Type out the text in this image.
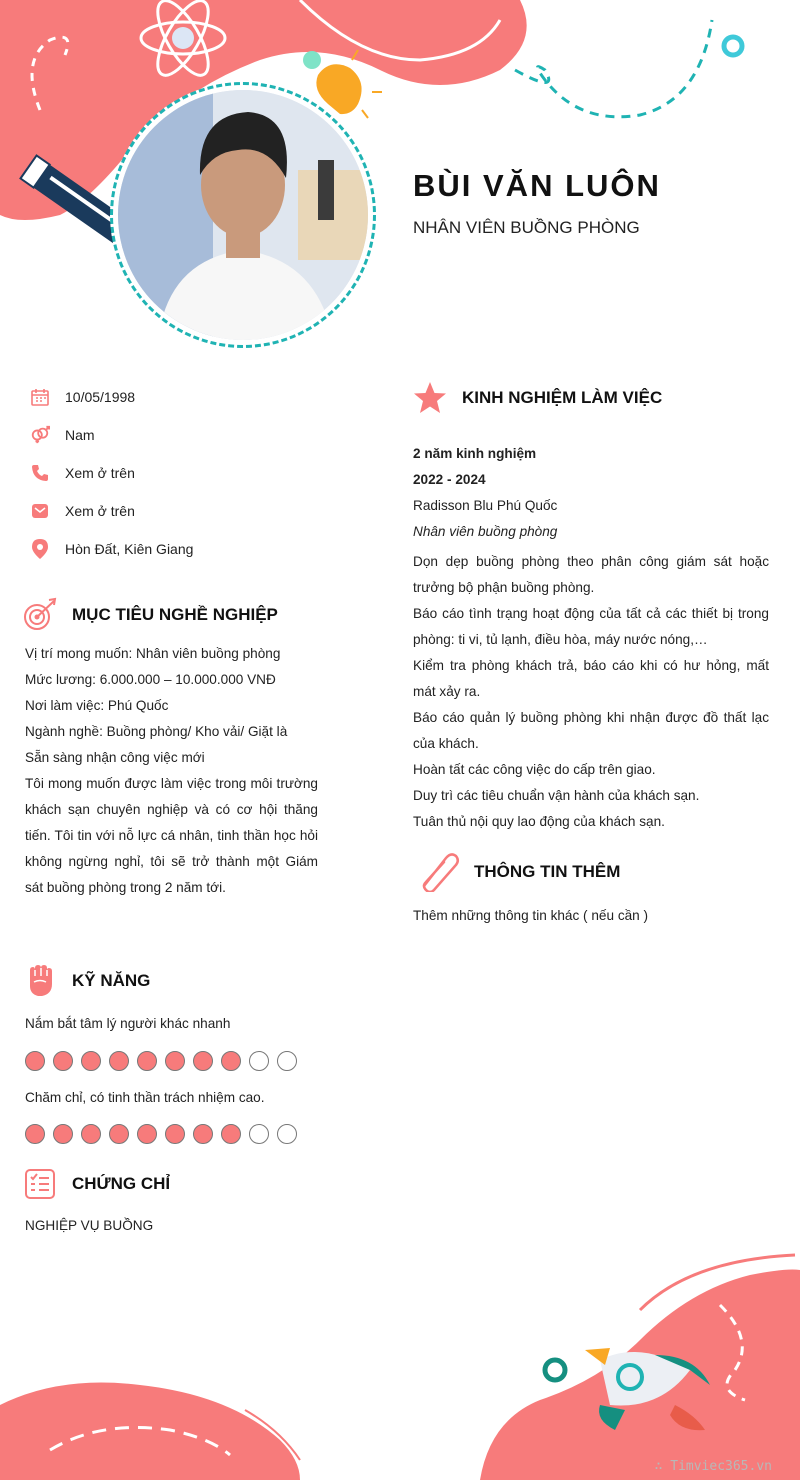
BÙI VĂN LUÔN
NHÂN VIÊN BUỒNG PHÒNG
10/05/1998
Nam
Xem ở trên
Xem ở trên
Hòn Đất, Kiên Giang
MỤC TIÊU NGHỀ NGHIỆP
Vị trí mong muốn: Nhân viên buồng phòng
Mức lương: 6.000.000 – 10.000.000 VNĐ
Nơi làm việc: Phú Quốc
Ngành nghề: Buồng phòng/ Kho vải/ Giặt là
Sẵn sàng nhận công việc mới
Tôi mong muốn được làm việc trong môi trường khách sạn chuyên nghiệp và có cơ hội thăng tiến. Tôi tin với nỗ lực cá nhân, tinh thần học hỏi không ngừng nghỉ, tôi sẽ trở thành một Giám sát buồng phòng trong 2 năm tới.
KỸ NĂNG
Nắm bắt tâm lý người khác nhanh
Chăm chỉ, có tinh thần trách nhiệm cao.
CHỨNG CHỈ
NGHIỆP VỤ BUỒNG
KINH NGHIỆM LÀM VIỆC
2 năm kinh nghiệm
2022 - 2024
Radisson Blu Phú Quốc
Nhân viên buồng phòng
Dọn dẹp buồng phòng theo phân công giám sát hoặc trưởng bộ phận buồng phòng.
Báo cáo tình trạng hoạt động của tất cả các thiết bị trong phòng: ti vi, tủ lạnh, điều hòa, máy nước nóng,…
Kiểm tra phòng khách trả, báo cáo khi có hư hỏng, mất mát xảy ra.
Báo cáo quản lý buồng phòng khi nhận được đồ thất lạc của khách.
Hoàn tất các công việc do cấp trên giao.
Duy trì các tiêu chuẩn vận hành của khách sạn.
Tuân thủ nội quy lao động của khách sạn.
THÔNG TIN THÊM
Thêm những thông tin khác ( nếu cần )
∴ Timviec365.vn
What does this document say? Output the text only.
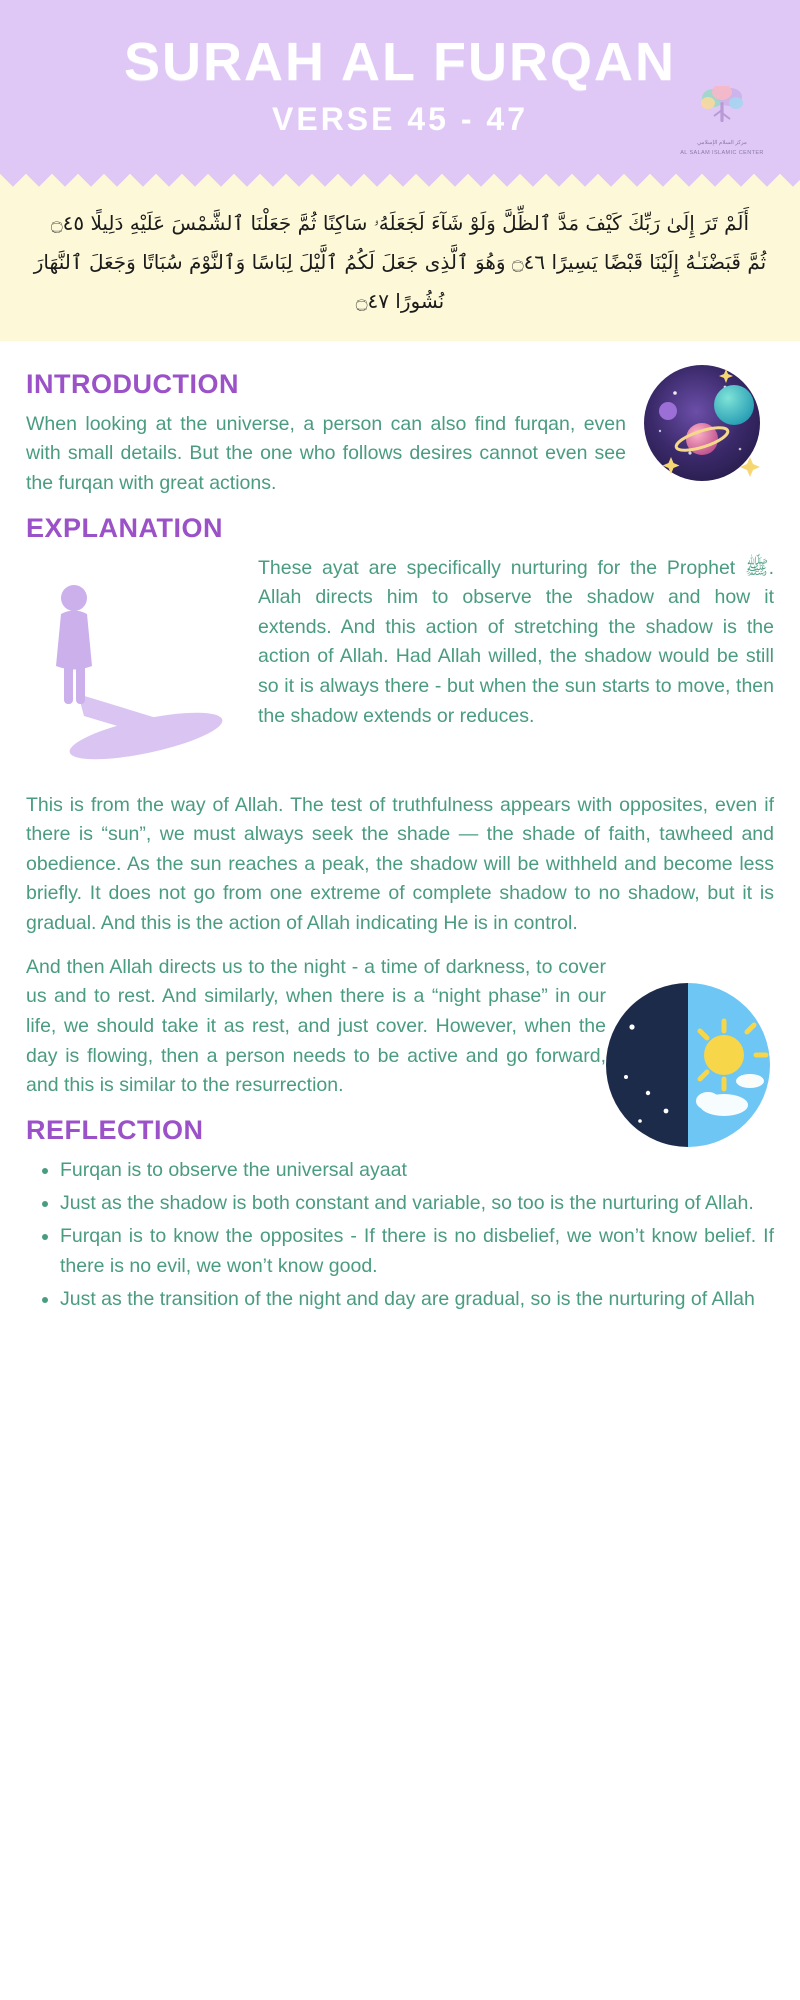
SURAH AL FURQAN
VERSE 45 - 47
مركز السلام الإسلامي
AL SALAM ISLAMIC CENTER
أَلَمْ تَرَ إِلَىٰ رَبِّكَ كَيْفَ مَدَّ ٱلظِّلَّ وَلَوْ شَآءَ لَجَعَلَهُۥ سَاكِنًا ثُمَّ جَعَلْنَا ٱلشَّمْسَ عَلَيْهِ دَلِيلًا ۝٤٥
ثُمَّ قَبَضْنَـٰهُ إِلَيْنَا قَبْضًا يَسِيرًا ۝٤٦ وَهُوَ ٱلَّذِى جَعَلَ لَكُمُ ٱلَّيْلَ لِبَاسًا وَٱلنَّوْمَ سُبَاتًا وَجَعَلَ ٱلنَّهَارَ
نُشُورًا ۝٤٧
INTRODUCTION

When looking at the universe, a person can also find furqan, even with small details. But the one who follows desires cannot even see the furqan with great actions.

EXPLANATION

These ayat are specifically nurturing for the Prophet ﷺ. Allah directs him to observe the shadow and how it extends. And this action of stretching the shadow is the action of Allah. Had Allah willed, the shadow would be still so it is always there - but when the sun starts to move, then the shadow extends or reduces.

This is from the way of Allah. The test of truthfulness appears with opposites, even if there is “sun”, we must always seek the shade — the shade of faith, tawheed and obedience. As the sun reaches a peak, the shadow will be withheld and become less briefly. It does not go from one extreme of complete shadow to no shadow, but it is gradual. And this is the action of Allah indicating He is in control.

And then Allah directs us to the night - a time of darkness, to cover us and to rest. And similarly, when there is a “night phase” in our life, we should take it as rest, and just cover. However, when the day is flowing, then a person needs to be active and go forward, and this is similar to the resurrection.

REFLECTION
• Furqan is to observe the universal ayaat
• Just as the shadow is both constant and variable, so too is the nurturing of Allah.
• Furqan is to know the opposites - If there is no disbelief, we won’t know belief. If there is no evil, we won’t know good.
• Just as the transition of the night and day are gradual, so is the nurturing of Allah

◆ ◆ ◆

▸ **REQUIRED TASK**:
Output, exactly, all the records above; include no pictures.

▸ **ANSWER FOR THE TASK**:
Type out the text in this image.
BÙI VĂN LUÔN
NHÂN VIÊN BUỒNG PHÒNG
10/05/1998
Nam
Xem ở trên
Xem ở trên
Hòn Đất, Kiên Giang
MỤC TIÊU NGHỀ NGHIỆP
Vị trí mong muốn: Nhân viên buồng phòng
Mức lương: 6.000.000 – 10.000.000 VNĐ
Nơi làm việc: Phú Quốc
Ngành nghề: Buồng phòng/ Kho vải/ Giặt là
Sẵn sàng nhận công việc mới
Tôi mong muốn được làm việc trong môi trường khách sạn chuyên nghiệp và có cơ hội thăng tiến. Tôi tin với nỗ lực cá nhân, tinh thần học hỏi không ngừng nghỉ, tôi sẽ trở thành một Giám sát buồng phòng trong 2 năm tới.
KỸ NĂNG
Nắm bắt tâm lý người khác nhanh
Chăm chỉ, có tinh thần trách nhiệm cao.
CHỨNG CHỈ
NGHIỆP VỤ BUỒNG
KINH NGHIỆM LÀM VIỆC
2 năm kinh nghiệm
2022 - 2024
Radisson Blu Phú Quốc
Nhân viên buồng phòng
Dọn dẹp buồng phòng theo phân công giám sát hoặc trưởng bộ phận buồng phòng.
Báo cáo tình trạng hoạt động của tất cả các thiết bị trong phòng: ti vi, tủ lạnh, điều hòa, máy nước nóng,…
Kiểm tra phòng khách trả, báo cáo khi có hư hỏng, mất mát xảy ra.
Báo cáo quản lý buồng phòng khi nhận được đồ thất lạc của khách.
Hoàn tất các công việc do cấp trên giao.
Duy trì các tiêu chuẩn vận hành của khách sạn.
Tuân thủ nội quy lao động của khách sạn.
THÔNG TIN THÊM
Thêm những thông tin khác ( nếu cần )
∴ Timviec365.vn
What does this document say? Output the text only.
SURAH AL FURQAN
VERSE 45 - 47
مركز السلام الإسلامي
AL SALAM ISLAMIC CENTER
أَلَمْ تَرَ إِلَىٰ رَبِّكَ كَيْفَ مَدَّ ٱلظِّلَّ وَلَوْ شَآءَ لَجَعَلَهُۥ سَاكِنًا ثُمَّ جَعَلْنَا ٱلشَّمْسَ عَلَيْهِ دَلِيلًا ۝٤٥
ثُمَّ قَبَضْنَـٰهُ إِلَيْنَا قَبْضًا يَسِيرًا ۝٤٦ وَهُوَ ٱلَّذِى جَعَلَ لَكُمُ ٱلَّيْلَ لِبَاسًا وَٱلنَّوْمَ سُبَاتًا وَجَعَلَ ٱلنَّهَارَ
نُشُورًا ۝٤٧
INTRODUCTION

When looking at the universe, a person can also find furqan, even with small details. But the one who follows desires cannot even see the furqan with great actions.

EXPLANATION

These ayat are specifically nurturing for the Prophet ﷺ. Allah directs him to observe the shadow and how it extends. And this action of stretching the shadow is the action of Allah. Had Allah willed, the shadow would be still so it is always there - but when the sun starts to move, then the shadow extends or reduces.

This is from the way of Allah. The test of truthfulness appears with opposites, even if there is “sun”, we must always seek the shade — the shade of faith, tawheed and obedience. As the sun reaches a peak, the shadow will be withheld and become less briefly. It does not go from one extreme of complete shadow to no shadow, but it is gradual. And this is the action of Allah indicating He is in control.

And then Allah directs us to the night - a time of darkness, to cover us and to rest. And similarly, when there is a “night phase” in our life, we should take it as rest, and just cover. However, when the day is flowing, then a person needs to be active and go forward, and this is similar to the resurrection.

REFLECTION
• Furqan is to observe the universal ayaat
• Just as the shadow is both constant and variable, so too is the nurturing of Allah.
• Furqan is to know the opposites - If there is no disbelief, we won’t know belief. If there is no evil, we won’t know good.
• Just as the transition of the night and day are gradual, so is the nurturing of Allah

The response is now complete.